===== Given entries

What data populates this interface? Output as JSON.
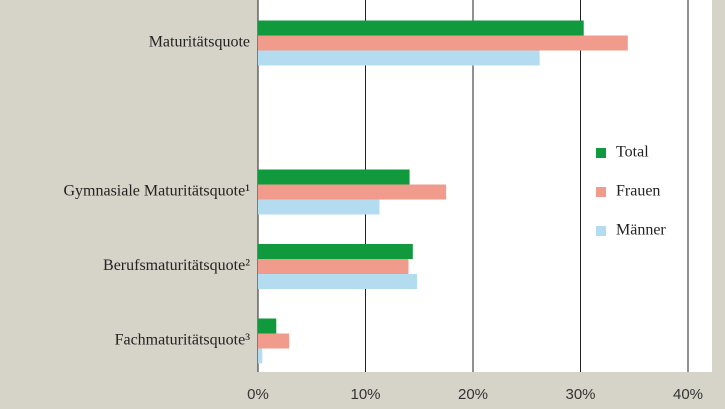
{
  "chart_data": {
    "type": "hbar",
    "categories": [
      "Maturitätsquote",
      null,
      "Gymnasiale Maturitätsquote¹",
      "Berufsmaturitätsquote²",
      "Fachmaturitätsquote³"
    ],
    "series": [
      {
        "name": "Total",
        "color": "#109a3d",
        "values": [
          30.3,
          null,
          14.1,
          14.4,
          1.7
        ]
      },
      {
        "name": "Frauen",
        "color": "#f19b8c",
        "values": [
          34.4,
          null,
          17.5,
          14.0,
          2.9
        ]
      },
      {
        "name": "Männer",
        "color": "#b4dcf1",
        "values": [
          26.2,
          null,
          11.3,
          14.8,
          0.4
        ]
      }
    ],
    "xlim": [
      0,
      40
    ],
    "xticks": [
      {
        "value": 0,
        "label": "0%"
      },
      {
        "value": 10,
        "label": "10%"
      },
      {
        "value": 20,
        "label": "20%"
      },
      {
        "value": 30,
        "label": "30%"
      },
      {
        "value": 40,
        "label": "40%"
      }
    ],
    "grid": true,
    "legend": "right"
  }
}
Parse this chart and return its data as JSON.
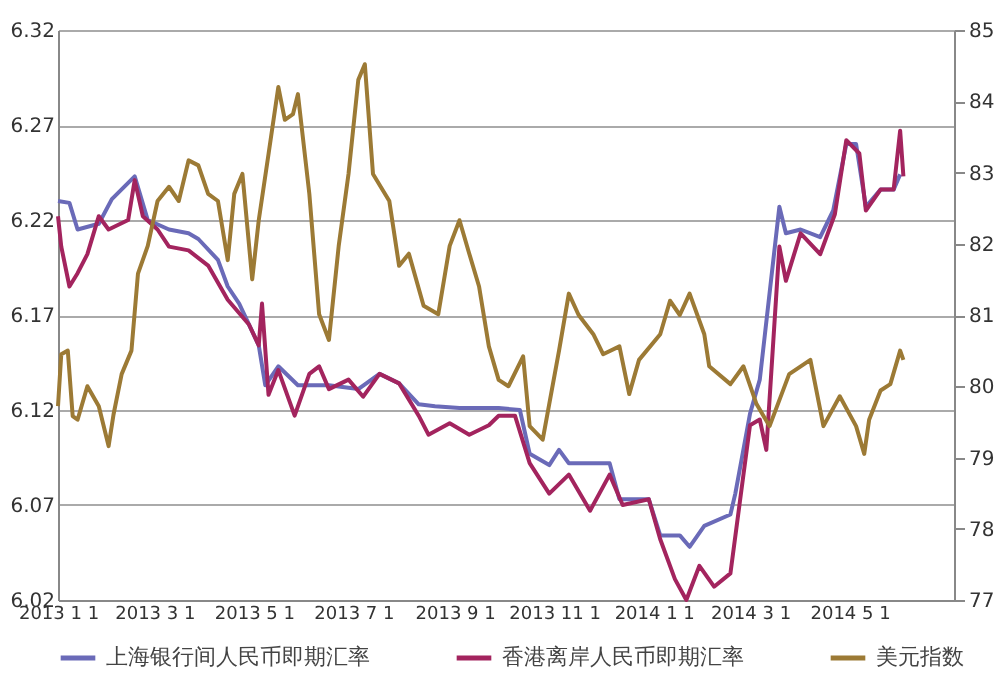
{
  "chart_data": {
    "type": "line",
    "xlim": [
      "2013-01-01",
      "2014-07-04"
    ],
    "xticks": [
      {
        "value": "2013-01-01",
        "label": "2013 1 1"
      },
      {
        "value": "2013-03-01",
        "label": "2013 3 1"
      },
      {
        "value": "2013-05-01",
        "label": "2013 5 1"
      },
      {
        "value": "2013-07-01",
        "label": "2013 7 1"
      },
      {
        "value": "2013-09-01",
        "label": "2013 9 1"
      },
      {
        "value": "2013-11-01",
        "label": "2013 11 1"
      },
      {
        "value": "2014-01-01",
        "label": "2014 1 1"
      },
      {
        "value": "2014-03-01",
        "label": "2014 3 1"
      },
      {
        "value": "2014-05-01",
        "label": "2014 5 1"
      }
    ],
    "ylim": [
      6.02,
      6.32
    ],
    "yticks": [
      6.02,
      6.07,
      6.12,
      6.17,
      6.22,
      6.27,
      6.32
    ],
    "y2lim": [
      77,
      85
    ],
    "y2ticks": [
      77,
      78,
      79,
      80,
      81,
      82,
      83,
      84,
      85
    ],
    "grid": "y",
    "legend": "bottom",
    "line_style": "solid",
    "marker": "none",
    "series": [
      {
        "name": "上海银行间人民币即期汇率",
        "color": "#6a6ab8",
        "x": [
          "2013-01-01",
          "2013-01-08",
          "2013-01-13",
          "2013-01-26",
          "2013-02-03",
          "2013-02-17",
          "2013-02-25",
          "2013-03-10",
          "2013-03-22",
          "2013-03-28",
          "2013-04-09",
          "2013-04-15",
          "2013-04-22",
          "2013-05-04",
          "2013-05-08",
          "2013-05-16",
          "2013-05-28",
          "2013-06-16",
          "2013-07-04",
          "2013-07-17",
          "2013-07-29",
          "2013-08-10",
          "2013-08-20",
          "2013-09-04",
          "2013-09-28",
          "2013-10-11",
          "2013-10-17",
          "2013-10-29",
          "2013-11-04",
          "2013-11-10",
          "2013-11-29",
          "2013-12-05",
          "2013-12-11",
          "2013-12-29",
          "2014-01-05",
          "2014-01-17",
          "2014-01-23",
          "2014-02-01",
          "2014-02-17",
          "2014-02-20",
          "2014-03-01",
          "2014-03-07",
          "2014-03-19",
          "2014-03-23",
          "2014-04-01",
          "2014-04-13",
          "2014-04-21",
          "2014-04-29",
          "2014-05-05",
          "2014-05-11",
          "2014-05-20",
          "2014-05-28",
          "2014-06-01"
        ],
        "values": [
          6.23,
          6.229,
          6.215,
          6.218,
          6.231,
          6.243,
          6.22,
          6.215,
          6.213,
          6.21,
          6.199,
          6.185,
          6.176,
          6.154,
          6.133,
          6.143,
          6.133,
          6.133,
          6.131,
          6.139,
          6.134,
          6.123,
          6.122,
          6.121,
          6.121,
          6.12,
          6.097,
          6.091,
          6.099,
          6.092,
          6.092,
          6.092,
          6.073,
          6.073,
          6.054,
          6.054,
          6.048,
          6.059,
          6.065,
          6.076,
          6.118,
          6.136,
          6.227,
          6.213,
          6.215,
          6.211,
          6.225,
          6.26,
          6.26,
          6.227,
          6.236,
          6.236,
          6.244
        ]
      },
      {
        "name": "香港离岸人民币即期汇率",
        "color": "#a3245e",
        "x": [
          "2013-01-01",
          "2013-01-03",
          "2013-01-08",
          "2013-01-13",
          "2013-01-19",
          "2013-01-26",
          "2013-02-01",
          "2013-02-13",
          "2013-02-17",
          "2013-02-22",
          "2013-03-03",
          "2013-03-10",
          "2013-03-22",
          "2013-04-03",
          "2013-04-15",
          "2013-04-28",
          "2013-05-04",
          "2013-05-06",
          "2013-05-10",
          "2013-05-16",
          "2013-05-26",
          "2013-06-04",
          "2013-06-10",
          "2013-06-16",
          "2013-06-28",
          "2013-07-07",
          "2013-07-17",
          "2013-07-29",
          "2013-08-10",
          "2013-08-16",
          "2013-08-29",
          "2013-09-10",
          "2013-09-22",
          "2013-09-28",
          "2013-10-08",
          "2013-10-17",
          "2013-10-29",
          "2013-11-10",
          "2013-11-23",
          "2013-12-05",
          "2013-12-13",
          "2013-12-29",
          "2014-01-05",
          "2014-01-14",
          "2014-01-21",
          "2014-01-29",
          "2014-02-07",
          "2014-02-17",
          "2014-02-23",
          "2014-03-01",
          "2014-03-07",
          "2014-03-11",
          "2014-03-19",
          "2014-03-23",
          "2014-04-01",
          "2014-04-13",
          "2014-04-22",
          "2014-04-29",
          "2014-05-07",
          "2014-05-11",
          "2014-05-20",
          "2014-05-28",
          "2014-06-01",
          "2014-06-03"
        ],
        "values": [
          6.222,
          6.206,
          6.185,
          6.192,
          6.202,
          6.222,
          6.215,
          6.22,
          6.241,
          6.222,
          6.215,
          6.206,
          6.204,
          6.196,
          6.178,
          6.165,
          6.154,
          6.176,
          6.128,
          6.141,
          6.117,
          6.139,
          6.143,
          6.131,
          6.136,
          6.127,
          6.139,
          6.134,
          6.117,
          6.107,
          6.113,
          6.107,
          6.112,
          6.117,
          6.117,
          6.092,
          6.076,
          6.086,
          6.067,
          6.086,
          6.07,
          6.073,
          6.052,
          6.031,
          6.02,
          6.038,
          6.027,
          6.034,
          6.073,
          6.112,
          6.115,
          6.099,
          6.206,
          6.188,
          6.213,
          6.202,
          6.223,
          6.262,
          6.255,
          6.225,
          6.236,
          6.236,
          6.267,
          6.243
        ]
      },
      {
        "name": "美元指数",
        "color": "#9c7a35",
        "axis": "y2",
        "x": [
          "2013-01-01",
          "2013-01-03",
          "2013-01-07",
          "2013-01-10",
          "2013-01-13",
          "2013-01-19",
          "2013-01-26",
          "2013-02-01",
          "2013-02-04",
          "2013-02-09",
          "2013-02-15",
          "2013-02-19",
          "2013-02-25",
          "2013-03-03",
          "2013-03-10",
          "2013-03-16",
          "2013-03-22",
          "2013-03-28",
          "2013-04-03",
          "2013-04-09",
          "2013-04-15",
          "2013-04-19",
          "2013-04-24",
          "2013-04-30",
          "2013-05-04",
          "2013-05-10",
          "2013-05-16",
          "2013-05-20",
          "2013-05-25",
          "2013-05-28",
          "2013-06-04",
          "2013-06-10",
          "2013-06-16",
          "2013-06-22",
          "2013-06-28",
          "2013-07-04",
          "2013-07-08",
          "2013-07-13",
          "2013-07-23",
          "2013-07-29",
          "2013-08-04",
          "2013-08-13",
          "2013-08-22",
          "2013-08-29",
          "2013-09-04",
          "2013-09-10",
          "2013-09-16",
          "2013-09-22",
          "2013-09-28",
          "2013-10-04",
          "2013-10-13",
          "2013-10-17",
          "2013-10-25",
          "2013-11-04",
          "2013-11-10",
          "2013-11-16",
          "2013-11-25",
          "2013-12-01",
          "2013-12-11",
          "2013-12-17",
          "2013-12-23",
          "2014-01-05",
          "2014-01-11",
          "2014-01-17",
          "2014-01-23",
          "2014-02-01",
          "2014-02-04",
          "2014-02-17",
          "2014-02-25",
          "2014-03-05",
          "2014-03-13",
          "2014-03-25",
          "2014-04-07",
          "2014-04-15",
          "2014-04-25",
          "2014-05-05",
          "2014-05-10",
          "2014-05-13",
          "2014-05-20",
          "2014-05-26",
          "2014-06-01",
          "2014-06-03"
        ],
        "values": [
          79.72,
          80.45,
          80.5,
          79.58,
          79.53,
          80.0,
          79.72,
          79.16,
          79.6,
          80.17,
          80.5,
          81.58,
          81.97,
          82.6,
          82.8,
          82.6,
          83.17,
          83.1,
          82.7,
          82.6,
          81.77,
          82.7,
          82.98,
          81.5,
          82.33,
          83.26,
          84.2,
          83.74,
          83.82,
          84.1,
          82.7,
          81.01,
          80.65,
          81.97,
          82.98,
          84.3,
          84.52,
          82.98,
          82.6,
          81.69,
          81.86,
          81.13,
          81.01,
          81.97,
          82.33,
          81.86,
          81.4,
          80.56,
          80.09,
          80.0,
          80.42,
          79.44,
          79.25,
          80.5,
          81.3,
          81.0,
          80.73,
          80.45,
          80.56,
          79.89,
          80.37,
          80.73,
          81.2,
          81.0,
          81.3,
          80.73,
          80.28,
          80.03,
          80.28,
          79.75,
          79.44,
          80.17,
          80.37,
          79.44,
          79.86,
          79.44,
          79.05,
          79.53,
          79.94,
          80.03,
          80.5,
          80.37
        ]
      }
    ]
  }
}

==========

▸ **Description of the task**: Pick out, from the lines above, every one that contains the string "JSON".

▸ **Final result**:
What data populates this interface? Output as JSON.
Parse this chart and return its data as JSON.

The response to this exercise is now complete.